— Start Data extract —
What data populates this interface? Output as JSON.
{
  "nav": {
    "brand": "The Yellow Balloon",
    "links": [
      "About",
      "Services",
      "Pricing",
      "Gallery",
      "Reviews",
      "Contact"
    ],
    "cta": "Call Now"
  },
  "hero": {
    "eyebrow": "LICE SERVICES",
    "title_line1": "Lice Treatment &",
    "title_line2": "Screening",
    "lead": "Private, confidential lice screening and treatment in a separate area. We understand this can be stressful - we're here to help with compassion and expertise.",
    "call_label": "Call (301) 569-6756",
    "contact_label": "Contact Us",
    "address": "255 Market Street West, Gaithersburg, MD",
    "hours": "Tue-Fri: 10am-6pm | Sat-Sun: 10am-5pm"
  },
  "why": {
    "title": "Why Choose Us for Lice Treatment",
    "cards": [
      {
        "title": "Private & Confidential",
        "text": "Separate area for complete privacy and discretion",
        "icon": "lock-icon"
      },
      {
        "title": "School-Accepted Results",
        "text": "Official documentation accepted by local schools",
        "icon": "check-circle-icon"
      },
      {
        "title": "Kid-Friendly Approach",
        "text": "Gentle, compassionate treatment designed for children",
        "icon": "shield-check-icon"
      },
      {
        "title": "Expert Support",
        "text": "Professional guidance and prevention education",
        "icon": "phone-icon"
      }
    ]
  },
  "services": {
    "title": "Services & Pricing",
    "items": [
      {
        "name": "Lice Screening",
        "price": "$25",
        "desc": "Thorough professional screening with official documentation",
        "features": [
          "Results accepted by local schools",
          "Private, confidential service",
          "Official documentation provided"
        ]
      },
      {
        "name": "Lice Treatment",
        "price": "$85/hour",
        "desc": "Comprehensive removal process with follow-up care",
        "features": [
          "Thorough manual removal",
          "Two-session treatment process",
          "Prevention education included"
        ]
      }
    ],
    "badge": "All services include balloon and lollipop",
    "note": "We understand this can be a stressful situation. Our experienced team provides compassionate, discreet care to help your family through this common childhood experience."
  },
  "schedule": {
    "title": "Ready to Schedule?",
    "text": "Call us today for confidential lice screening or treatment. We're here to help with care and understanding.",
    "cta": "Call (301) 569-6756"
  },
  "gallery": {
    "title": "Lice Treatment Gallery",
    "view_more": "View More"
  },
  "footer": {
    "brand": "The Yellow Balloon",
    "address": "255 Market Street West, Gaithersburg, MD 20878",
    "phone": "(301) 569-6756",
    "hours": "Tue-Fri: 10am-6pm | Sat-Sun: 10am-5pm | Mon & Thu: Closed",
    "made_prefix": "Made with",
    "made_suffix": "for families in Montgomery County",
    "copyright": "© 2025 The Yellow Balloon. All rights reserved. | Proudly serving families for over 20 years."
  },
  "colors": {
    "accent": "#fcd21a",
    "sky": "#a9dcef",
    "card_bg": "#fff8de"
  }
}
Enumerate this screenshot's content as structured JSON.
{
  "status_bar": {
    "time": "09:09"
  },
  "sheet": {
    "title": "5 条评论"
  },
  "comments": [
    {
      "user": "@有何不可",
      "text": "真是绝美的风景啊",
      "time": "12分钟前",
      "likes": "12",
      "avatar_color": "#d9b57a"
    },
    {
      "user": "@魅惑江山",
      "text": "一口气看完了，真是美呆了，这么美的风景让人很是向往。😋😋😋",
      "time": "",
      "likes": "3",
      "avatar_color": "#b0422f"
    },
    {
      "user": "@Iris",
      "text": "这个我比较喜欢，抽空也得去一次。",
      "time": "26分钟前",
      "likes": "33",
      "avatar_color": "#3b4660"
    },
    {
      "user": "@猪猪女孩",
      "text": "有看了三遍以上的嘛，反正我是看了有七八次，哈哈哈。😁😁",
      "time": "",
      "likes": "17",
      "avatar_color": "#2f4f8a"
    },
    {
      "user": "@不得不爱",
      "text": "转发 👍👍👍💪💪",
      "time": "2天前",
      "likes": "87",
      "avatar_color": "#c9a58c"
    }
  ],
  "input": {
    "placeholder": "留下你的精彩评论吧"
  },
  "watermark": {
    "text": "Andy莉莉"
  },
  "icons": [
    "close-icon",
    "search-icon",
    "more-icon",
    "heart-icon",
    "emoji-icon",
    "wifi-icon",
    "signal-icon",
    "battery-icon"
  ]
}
— End Data extract —
_Exercise instructions_. Your answer should be a single number: how many lines of the material contain the word "Gaithersburg".

_Complete output_. 2